Start of Extract

# Really confused about the chord algorithm

I'm looking at the pseudocode for chord algorithm here:

// create a new Chord ring.
n.create()
predecessor := nil
successor := n

// join a Chord ring containing node n'.
n.join(n')
predecessor := nil
successor := n'.find_successor(n)

// called periodically. n asks the successor
// about its predecessor, verifies if n's immediate
// successor is consistent, and tells the successor about n
n.stabilize()
x = successor.predecessor
if x ∈ (n, successor) then
successor := x
successor.notify(n)

// n' thinks it might be our predecessor.
n.notify(n')
if predecessor is nil or n'∈(predecessor, n) then
predecessor := n'

// called periodically. refreshes finger table entries.
// next stores the index of the finger to fix
n.fix_fingers()

End of Extract
Start of Dataset excerpts

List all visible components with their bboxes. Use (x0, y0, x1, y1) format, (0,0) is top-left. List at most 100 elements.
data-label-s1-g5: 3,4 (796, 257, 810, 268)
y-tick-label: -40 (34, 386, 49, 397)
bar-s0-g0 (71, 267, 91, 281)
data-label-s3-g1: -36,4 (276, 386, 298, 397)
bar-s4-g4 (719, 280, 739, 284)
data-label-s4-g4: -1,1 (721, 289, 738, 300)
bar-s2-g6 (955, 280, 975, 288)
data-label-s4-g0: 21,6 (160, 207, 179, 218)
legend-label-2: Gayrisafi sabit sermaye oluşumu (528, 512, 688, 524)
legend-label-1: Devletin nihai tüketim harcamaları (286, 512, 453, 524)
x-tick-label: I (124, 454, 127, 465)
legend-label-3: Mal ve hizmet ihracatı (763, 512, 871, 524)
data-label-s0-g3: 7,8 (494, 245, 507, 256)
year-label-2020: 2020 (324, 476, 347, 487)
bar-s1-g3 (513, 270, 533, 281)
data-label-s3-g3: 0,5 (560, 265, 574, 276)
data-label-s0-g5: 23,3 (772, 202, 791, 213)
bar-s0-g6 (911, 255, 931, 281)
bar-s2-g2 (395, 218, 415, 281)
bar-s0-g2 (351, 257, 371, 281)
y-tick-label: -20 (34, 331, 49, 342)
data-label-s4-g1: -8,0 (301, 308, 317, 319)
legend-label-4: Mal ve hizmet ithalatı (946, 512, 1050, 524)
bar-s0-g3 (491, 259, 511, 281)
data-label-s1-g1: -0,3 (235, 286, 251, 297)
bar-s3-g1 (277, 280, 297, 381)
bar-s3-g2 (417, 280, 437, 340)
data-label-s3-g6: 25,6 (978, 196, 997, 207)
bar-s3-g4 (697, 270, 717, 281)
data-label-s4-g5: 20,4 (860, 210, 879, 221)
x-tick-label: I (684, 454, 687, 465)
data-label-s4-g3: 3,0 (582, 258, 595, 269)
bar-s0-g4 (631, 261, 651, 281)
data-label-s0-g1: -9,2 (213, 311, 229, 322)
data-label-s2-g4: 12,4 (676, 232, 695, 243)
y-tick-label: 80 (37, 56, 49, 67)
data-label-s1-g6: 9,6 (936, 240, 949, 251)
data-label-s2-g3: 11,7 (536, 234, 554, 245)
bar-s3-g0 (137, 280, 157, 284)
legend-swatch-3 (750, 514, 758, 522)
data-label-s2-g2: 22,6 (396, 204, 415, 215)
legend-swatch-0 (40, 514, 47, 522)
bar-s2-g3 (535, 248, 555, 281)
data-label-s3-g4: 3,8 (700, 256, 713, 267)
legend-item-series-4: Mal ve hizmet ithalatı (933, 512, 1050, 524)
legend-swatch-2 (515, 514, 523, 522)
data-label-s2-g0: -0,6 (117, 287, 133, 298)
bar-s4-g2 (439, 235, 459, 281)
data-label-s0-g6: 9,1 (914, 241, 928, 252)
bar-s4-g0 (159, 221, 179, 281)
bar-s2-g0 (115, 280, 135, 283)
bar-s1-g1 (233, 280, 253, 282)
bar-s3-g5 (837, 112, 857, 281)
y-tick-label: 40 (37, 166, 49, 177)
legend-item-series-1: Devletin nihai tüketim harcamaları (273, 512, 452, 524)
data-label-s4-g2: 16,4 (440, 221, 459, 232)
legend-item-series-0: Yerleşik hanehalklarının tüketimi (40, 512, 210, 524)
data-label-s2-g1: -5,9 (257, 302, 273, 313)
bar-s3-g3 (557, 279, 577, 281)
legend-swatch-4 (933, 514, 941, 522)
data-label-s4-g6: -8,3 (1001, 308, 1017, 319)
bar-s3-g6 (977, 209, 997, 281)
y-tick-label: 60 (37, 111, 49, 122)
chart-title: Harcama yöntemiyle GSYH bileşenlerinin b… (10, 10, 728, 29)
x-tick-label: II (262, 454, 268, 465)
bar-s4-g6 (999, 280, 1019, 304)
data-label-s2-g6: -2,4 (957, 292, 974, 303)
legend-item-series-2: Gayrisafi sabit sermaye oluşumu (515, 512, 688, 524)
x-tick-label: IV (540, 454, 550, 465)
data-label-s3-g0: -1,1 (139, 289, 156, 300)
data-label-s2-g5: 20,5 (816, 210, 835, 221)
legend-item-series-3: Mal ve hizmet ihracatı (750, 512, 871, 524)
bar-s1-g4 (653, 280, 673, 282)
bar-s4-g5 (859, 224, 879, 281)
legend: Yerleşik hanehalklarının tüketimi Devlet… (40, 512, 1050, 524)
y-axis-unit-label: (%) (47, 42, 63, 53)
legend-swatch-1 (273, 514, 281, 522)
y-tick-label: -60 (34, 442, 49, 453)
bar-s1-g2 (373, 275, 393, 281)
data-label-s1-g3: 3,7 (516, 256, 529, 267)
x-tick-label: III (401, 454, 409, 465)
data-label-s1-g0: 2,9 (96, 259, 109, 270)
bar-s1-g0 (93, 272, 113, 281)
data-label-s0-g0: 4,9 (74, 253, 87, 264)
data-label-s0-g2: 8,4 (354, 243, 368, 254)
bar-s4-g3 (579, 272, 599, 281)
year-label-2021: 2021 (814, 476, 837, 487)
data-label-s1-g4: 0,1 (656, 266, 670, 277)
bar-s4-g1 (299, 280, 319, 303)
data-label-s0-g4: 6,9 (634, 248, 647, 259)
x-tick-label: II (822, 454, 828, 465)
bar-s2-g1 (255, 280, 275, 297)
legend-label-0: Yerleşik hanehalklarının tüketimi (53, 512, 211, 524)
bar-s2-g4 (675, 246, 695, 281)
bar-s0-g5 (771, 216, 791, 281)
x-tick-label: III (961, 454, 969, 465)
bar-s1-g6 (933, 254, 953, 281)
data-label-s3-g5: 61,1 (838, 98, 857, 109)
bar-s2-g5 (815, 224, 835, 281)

End of Dataset excerpts

* _Explore the material_
1. Answer these from the Chord post:
(a) In n.create(), what is successor set to?
(b) In n.join(n'), what is successor set to?
(c) Per the comment before n.fix_fingers(), what does next store?
2. Please echo the Chord post between "x = successor.predecessor" and "n.fix_fingers()", inclusive.

* _Response list_
1.
(a) n
(b) n'.find_successor(n)
(c) The index of the finger to fix

2.
x = successor.predecessor
if x ∈ (n, successor) then
successor := x
successor.notify(n)

// n' thinks it might be our predecessor.
n.notify(n')
if predecessor is nil or n'∈(predecessor, n) then
predecessor := n'

// called periodically. refreshes finger table entries.
// next stores the index of the finger to fix
n.fix_fingers()